> Exercise
Can you print the data exactly and leave out each image?
/---
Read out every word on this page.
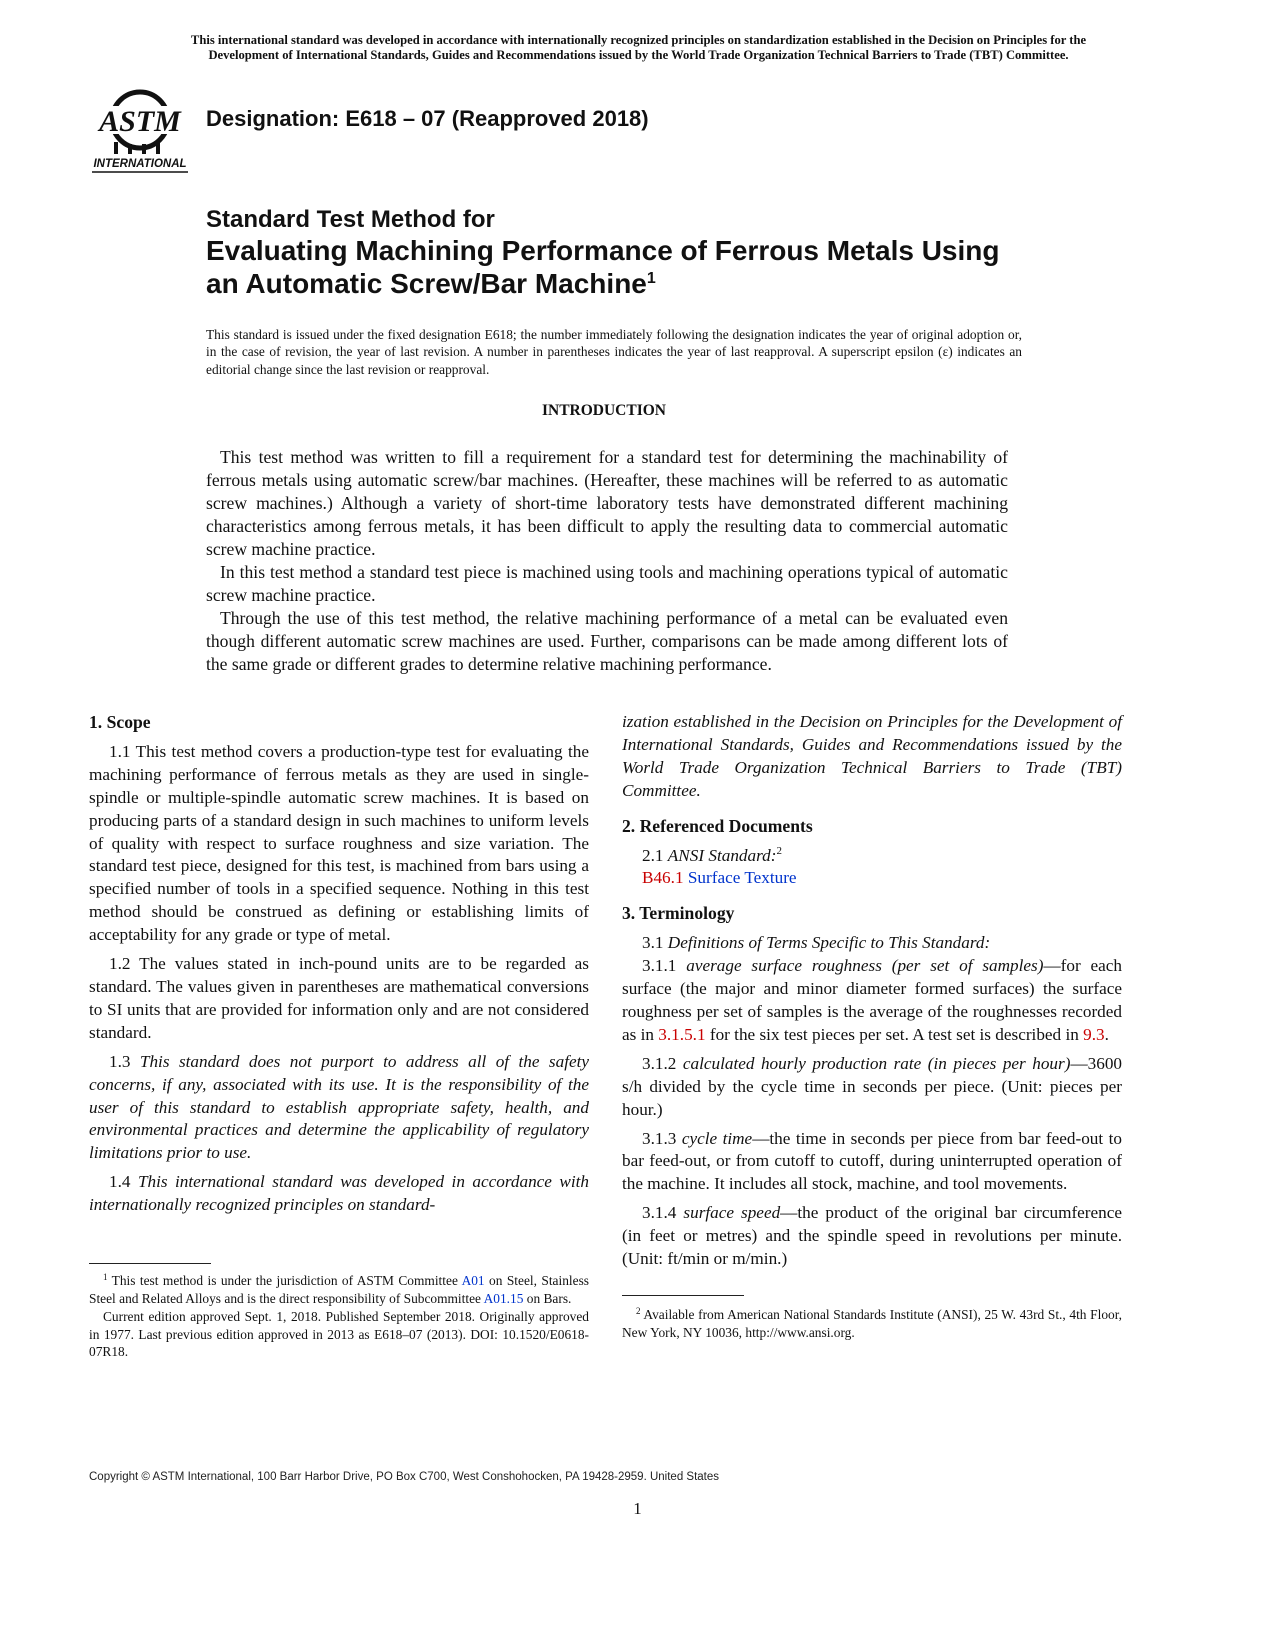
This international standard was developed in accordance with internationally recognized principles on standardization established in the Decision on Principles for the
Development of International Standards, Guides and Recommendations issued by the World Trade Organization Technical Barriers to Trade (TBT) Committee.
ASTM
INTERNATIONAL
Designation: E618 – 07 (Reapproved 2018)
Standard Test Method for
Evaluating Machining Performance of Ferrous Metals Using
an Automatic Screw/Bar Machine$^1$
This standard is issued under the fixed designation E618; the number immediately following the designation indicates the year of original adoption or, in the case of revision, the year of last revision. A number in parentheses indicates the year of last reapproval. A superscript epsilon (ε) indicates an editorial change since the last revision or reapproval.
INTRODUCTION

This test method was written to fill a requirement for a standard test for determining the machinability of ferrous metals using automatic screw/bar machines. (Hereafter, these machines will be referred to as automatic screw machines.) Although a variety of short-time laboratory tests have demonstrated different machining characteristics among ferrous metals, it has been difficult to apply the resulting data to commercial automatic screw machine practice.

In this test method a standard test piece is machined using tools and machining operations typical of automatic screw machine practice.

Through the use of this test method, the relative machining performance of a metal can be evaluated even though different automatic screw machines are used. Further, comparisons can be made among different lots of the same grade or different grades to determine relative machining performance.

1. Scope

1.1 This test method covers a production-type test for evaluating the machining performance of ferrous metals as they are used in single-spindle or multiple-spindle automatic screw machines. It is based on producing parts of a standard design in such machines to uniform levels of quality with respect to surface roughness and size variation. The standard test piece, designed for this test, is machined from bars using a specified number of tools in a specified sequence. Nothing in this test method should be construed as defining or establishing limits of acceptability for any grade or type of metal.

1.2 The values stated in inch-pound units are to be regarded as standard. The values given in parentheses are mathematical conversions to SI units that are provided for information only and are not considered standard.

1.3 This standard does not purport to address all of the safety concerns, if any, associated with its use. It is the responsibility of the user of this standard to establish appropriate safety, health, and environmental practices and determine the applicability of regulatory limitations prior to use.

1.4 This international standard was developed in accordance with internationally recognized principles on standard-

$^1$ This test method is under the jurisdiction of ASTM Committee A01 on Steel, Stainless Steel and Related Alloys and is the direct responsibility of Subcommittee A01.15 on Bars.

Current edition approved Sept. 1, 2018. Published September 2018. Originally approved in 1977. Last previous edition approved in 2013 as E618–07 (2013). DOI: 10.1520/E0618-07R18.

ization established in the Decision on Principles for the Development of International Standards, Guides and Recommendations issued by the World Trade Organization Technical Barriers to Trade (TBT) Committee.

2. Referenced Documents

2.1 ANSI Standard:$^2$

B46.1 Surface Texture

3. Terminology

3.1 Definitions of Terms Specific to This Standard:

3.1.1 average surface roughness (per set of samples)—for each surface (the major and minor diameter formed surfaces) the surface roughness per set of samples is the average of the roughnesses recorded as in 3.1.5.1 for the six test pieces per set. A test set is described in 9.3.

3.1.2 calculated hourly production rate (in pieces per hour)—3600 s/h divided by the cycle time in seconds per piece. (Unit: pieces per hour.)

3.1.3 cycle time—the time in seconds per piece from bar feed-out to bar feed-out, or from cutoff to cutoff, during uninterrupted operation of the machine. It includes all stock, machine, and tool movements.

3.1.4 surface speed—the product of the original bar circumference (in feet or metres) and the spindle speed in revolutions per minute. (Unit: ft/min or m/min.)

$^2$ Available from American National Standards Institute (ANSI), 25 W. 43rd St., 4th Floor, New York, NY 10036, http://www.ansi.org.

Copyright © ASTM International, 100 Barr Harbor Drive, PO Box C700, West Conshohocken, PA 19428-2959. United States
1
\---
> Completed task
Read out every word on this page.
This international standard was developed in accordance with internationally recognized principles on standardization established in the Decision on Principles for the
Development of International Standards, Guides and Recommendations issued by the World Trade Organization Technical Barriers to Trade (TBT) Committee.
ASTM
INTERNATIONAL
Designation: E618 – 07 (Reapproved 2018)
Standard Test Method for
Evaluating Machining Performance of Ferrous Metals Using
an Automatic Screw/Bar Machine$^1$
This standard is issued under the fixed designation E618; the number immediately following the designation indicates the year of original adoption or, in the case of revision, the year of last revision. A number in parentheses indicates the year of last reapproval. A superscript epsilon (ε) indicates an editorial change since the last revision or reapproval.
INTRODUCTION

This test method was written to fill a requirement for a standard test for determining the machinability of ferrous metals using automatic screw/bar machines. (Hereafter, these machines will be referred to as automatic screw machines.) Although a variety of short-time laboratory tests have demonstrated different machining characteristics among ferrous metals, it has been difficult to apply the resulting data to commercial automatic screw machine practice.

In this test method a standard test piece is machined using tools and machining operations typical of automatic screw machine practice.

Through the use of this test method, the relative machining performance of a metal can be evaluated even though different automatic screw machines are used. Further, comparisons can be made among different lots of the same grade or different grades to determine relative machining performance.

1. Scope

1.1 This test method covers a production-type test for evaluating the machining performance of ferrous metals as they are used in single-spindle or multiple-spindle automatic screw machines. It is based on producing parts of a standard design in such machines to uniform levels of quality with respect to surface roughness and size variation. The standard test piece, designed for this test, is machined from bars using a specified number of tools in a specified sequence. Nothing in this test method should be construed as defining or establishing limits of acceptability for any grade or type of metal.

1.2 The values stated in inch-pound units are to be regarded as standard. The values given in parentheses are mathematical conversions to SI units that are provided for information only and are not considered standard.

1.3 This standard does not purport to address all of the safety concerns, if any, associated with its use. It is the responsibility of the user of this standard to establish appropriate safety, health, and environmental practices and determine the applicability of regulatory limitations prior to use.

1.4 This international standard was developed in accordance with internationally recognized principles on standard-

$^1$ This test method is under the jurisdiction of ASTM Committee A01 on Steel, Stainless Steel and Related Alloys and is the direct responsibility of Subcommittee A01.15 on Bars.

Current edition approved Sept. 1, 2018. Published September 2018. Originally approved in 1977. Last previous edition approved in 2013 as E618–07 (2013). DOI: 10.1520/E0618-07R18.

ization established in the Decision on Principles for the Development of International Standards, Guides and Recommendations issued by the World Trade Organization Technical Barriers to Trade (TBT) Committee.

2. Referenced Documents

2.1 ANSI Standard:$^2$

B46.1 Surface Texture

3. Terminology

3.1 Definitions of Terms Specific to This Standard:

3.1.1 average surface roughness (per set of samples)—for each surface (the major and minor diameter formed surfaces) the surface roughness per set of samples is the average of the roughnesses recorded as in 3.1.5.1 for the six test pieces per set. A test set is described in 9.3.

3.1.2 calculated hourly production rate (in pieces per hour)—3600 s/h divided by the cycle time in seconds per piece. (Unit: pieces per hour.)

3.1.3 cycle time—the time in seconds per piece from bar feed-out to bar feed-out, or from cutoff to cutoff, during uninterrupted operation of the machine. It includes all stock, machine, and tool movements.

3.1.4 surface speed—the product of the original bar circumference (in feet or metres) and the spindle speed in revolutions per minute. (Unit: ft/min or m/min.)

$^2$ Available from American National Standards Institute (ANSI), 25 W. 43rd St., 4th Floor, New York, NY 10036, http://www.ansi.org.

Copyright © ASTM International, 100 Barr Harbor Drive, PO Box C700, West Conshohocken, PA 19428-2959. United States
1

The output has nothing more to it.